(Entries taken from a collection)
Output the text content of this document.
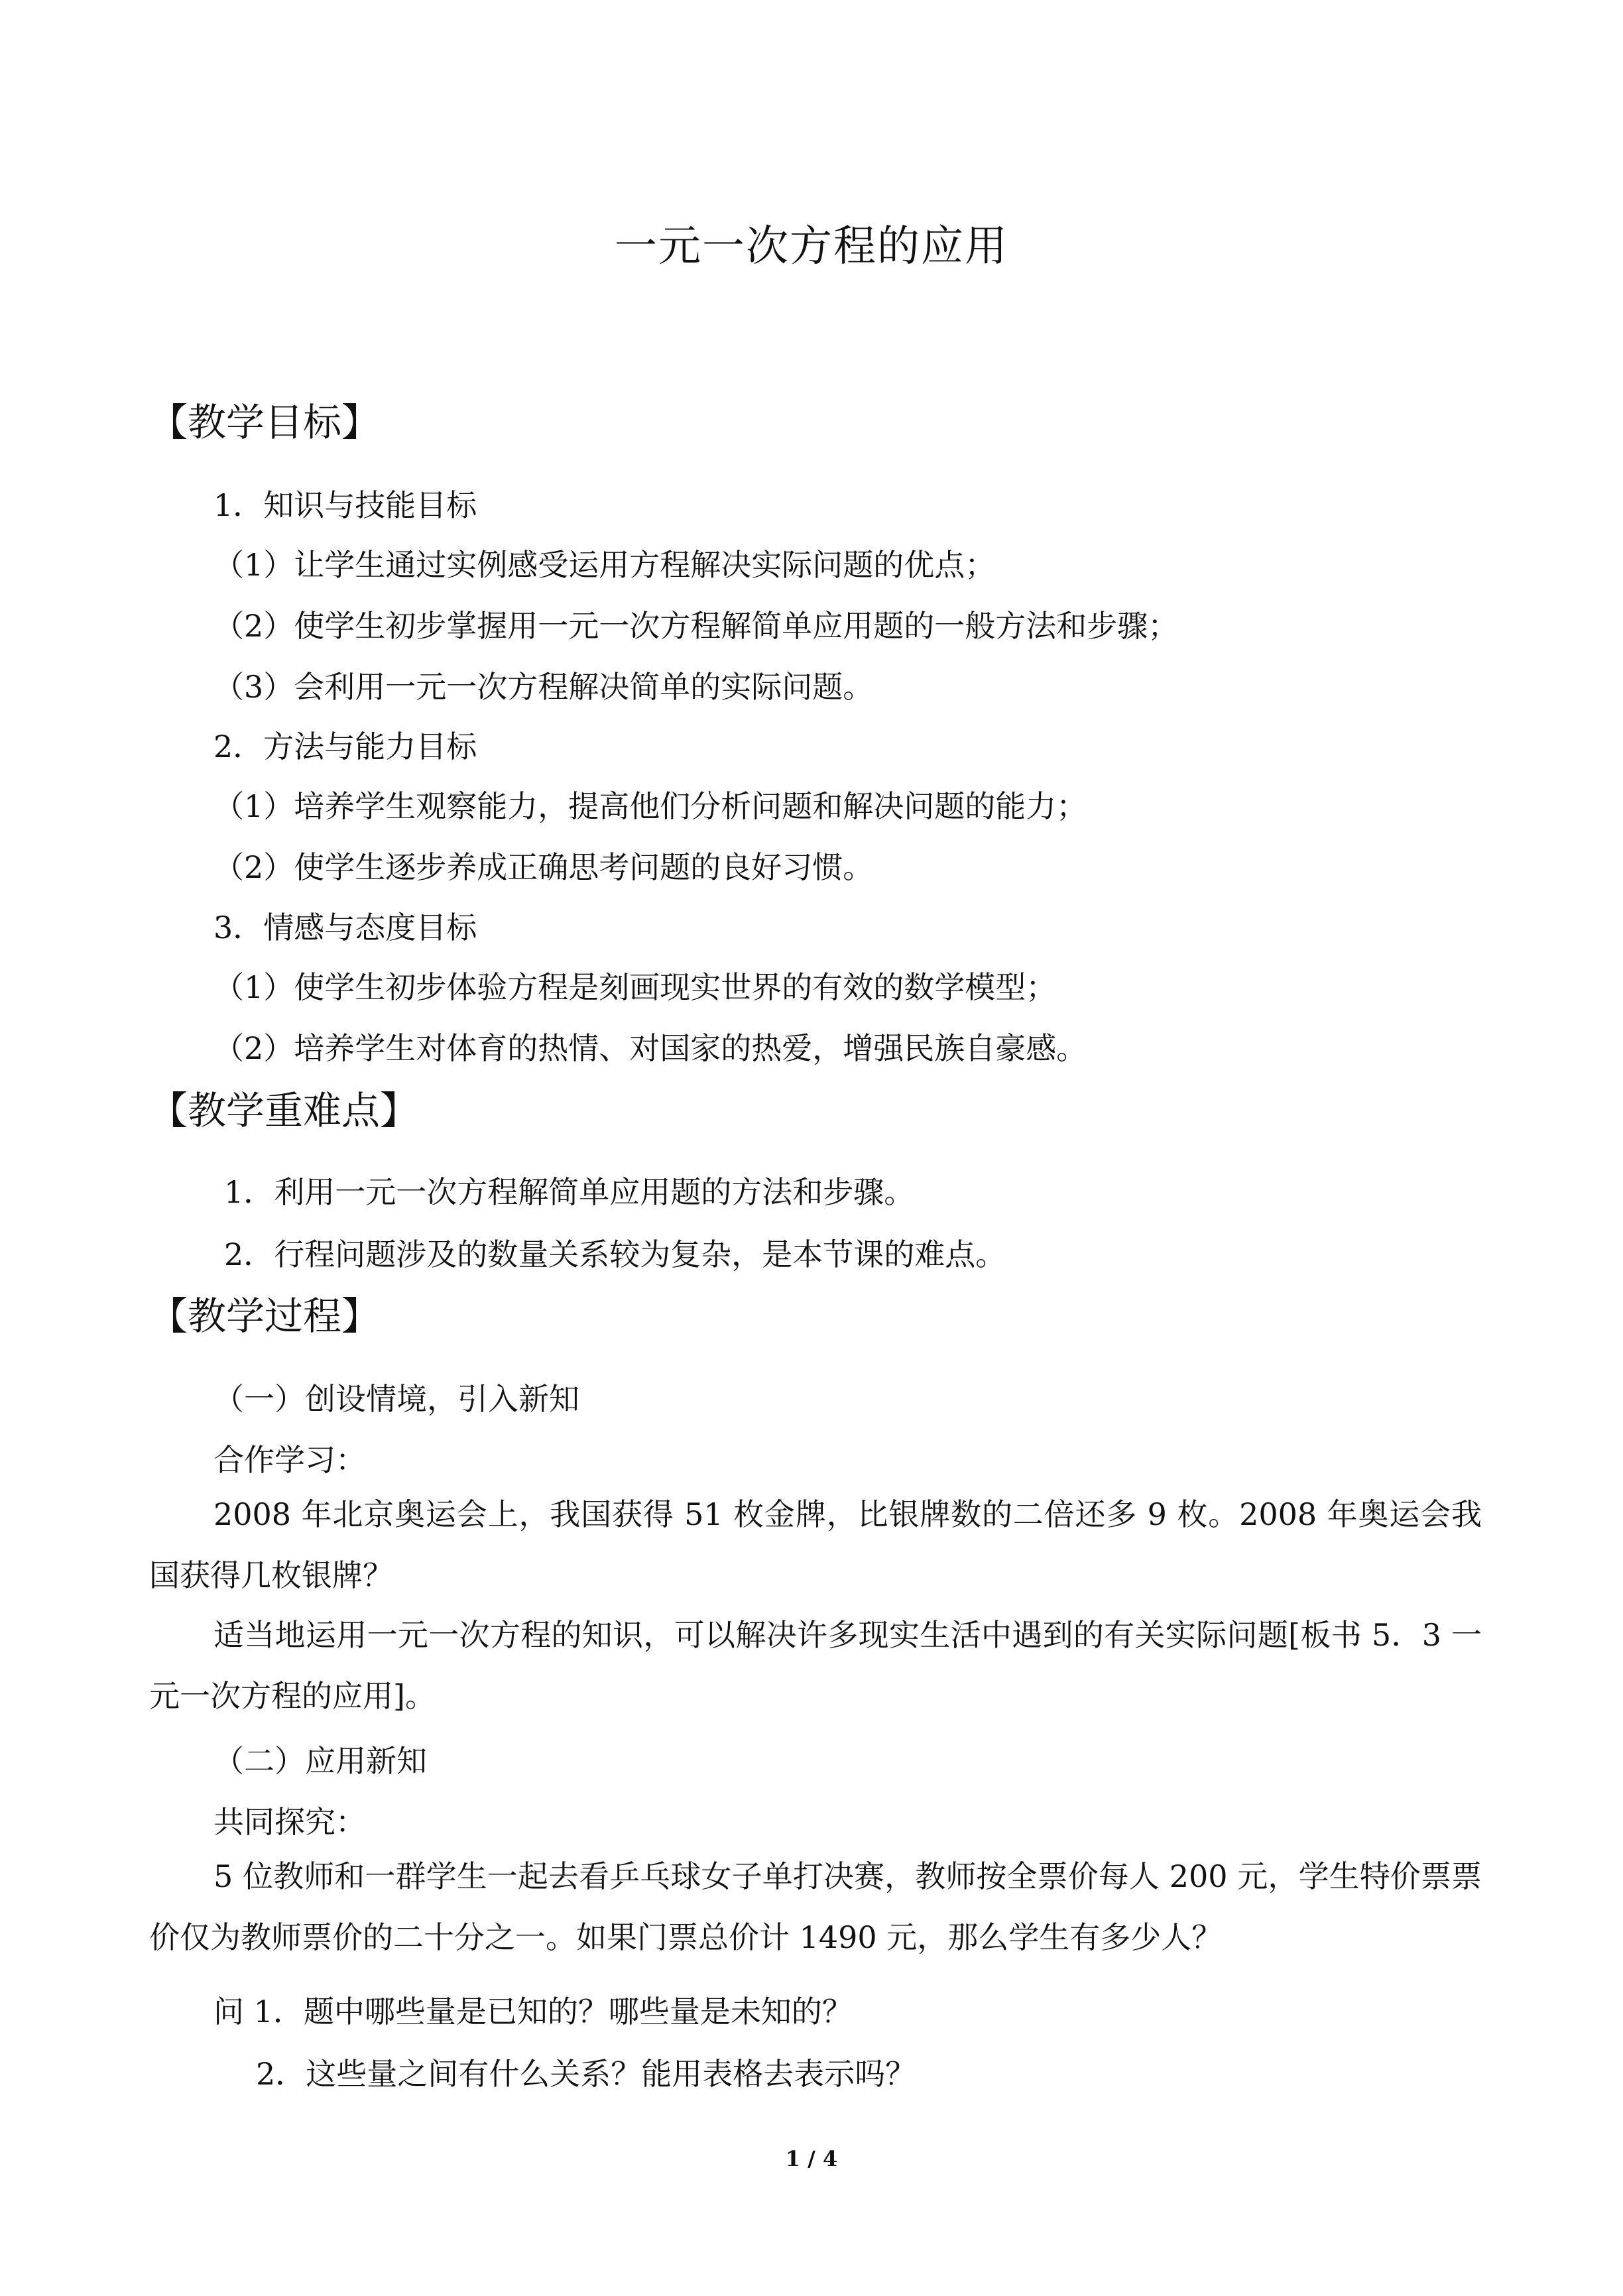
一元一次方程的应用
【教学目标】
1．知识与技能目标
（1）让学生通过实例感受运用方程解决实际问题的优点；
（2）使学生初步掌握用一元一次方程解简单应用题的一般方法和步骤；
（3）会利用一元一次方程解决简单的实际问题。
2．方法与能力目标
（1）培养学生观察能力，提高他们分析问题和解决问题的能力；
（2）使学生逐步养成正确思考问题的良好习惯。
3．情感与态度目标
（1）使学生初步体验方程是刻画现实世界的有效的数学模型；
（2）培养学生对体育的热情、对国家的热爱，增强民族自豪感。
【教学重难点】
1．利用一元一次方程解简单应用题的方法和步骤。
2．行程问题涉及的数量关系较为复杂，是本节课的难点。
【教学过程】
（一）创设情境，引入新知
合作学习：
2008 年北京奥运会上，我国获得 51 枚金牌，比银牌数的二倍还多 9 枚。2008 年奥运会我国获得几枚银牌？
适当地运用一元一次方程的知识，可以解决许多现实生活中遇到的有关实际问题[板书 5．3 一元一次方程的应用]。
（二）应用新知
共同探究：
5 位教师和一群学生一起去看乒乓球女子单打决赛，教师按全票价每人 200 元，学生特价票票价仅为教师票价的二十分之一。如果门票总价计 1490 元，那么学生有多少人？
问 1．题中哪些量是已知的？哪些量是未知的？
2．这些量之间有什么关系？能用表格去表示吗？
1 / 4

[Aim]
Copy every line of the data word for word, omitting the images.

[Answer for the task]
Output the text content of this document.
一元一次方程的应用
【教学目标】
1．知识与技能目标
（1）让学生通过实例感受运用方程解决实际问题的优点；
（2）使学生初步掌握用一元一次方程解简单应用题的一般方法和步骤；
（3）会利用一元一次方程解决简单的实际问题。
2．方法与能力目标
（1）培养学生观察能力，提高他们分析问题和解决问题的能力；
（2）使学生逐步养成正确思考问题的良好习惯。
3．情感与态度目标
（1）使学生初步体验方程是刻画现实世界的有效的数学模型；
（2）培养学生对体育的热情、对国家的热爱，增强民族自豪感。
【教学重难点】
1．利用一元一次方程解简单应用题的方法和步骤。
2．行程问题涉及的数量关系较为复杂，是本节课的难点。
【教学过程】
（一）创设情境，引入新知
合作学习：
2008 年北京奥运会上，我国获得 51 枚金牌，比银牌数的二倍还多 9 枚。2008 年奥运会我国获得几枚银牌？
适当地运用一元一次方程的知识，可以解决许多现实生活中遇到的有关实际问题[板书 5．3 一元一次方程的应用]。
（二）应用新知
共同探究：
5 位教师和一群学生一起去看乒乓球女子单打决赛，教师按全票价每人 200 元，学生特价票票价仅为教师票价的二十分之一。如果门票总价计 1490 元，那么学生有多少人？
问 1．题中哪些量是已知的？哪些量是未知的？
2．这些量之间有什么关系？能用表格去表示吗？
1 / 4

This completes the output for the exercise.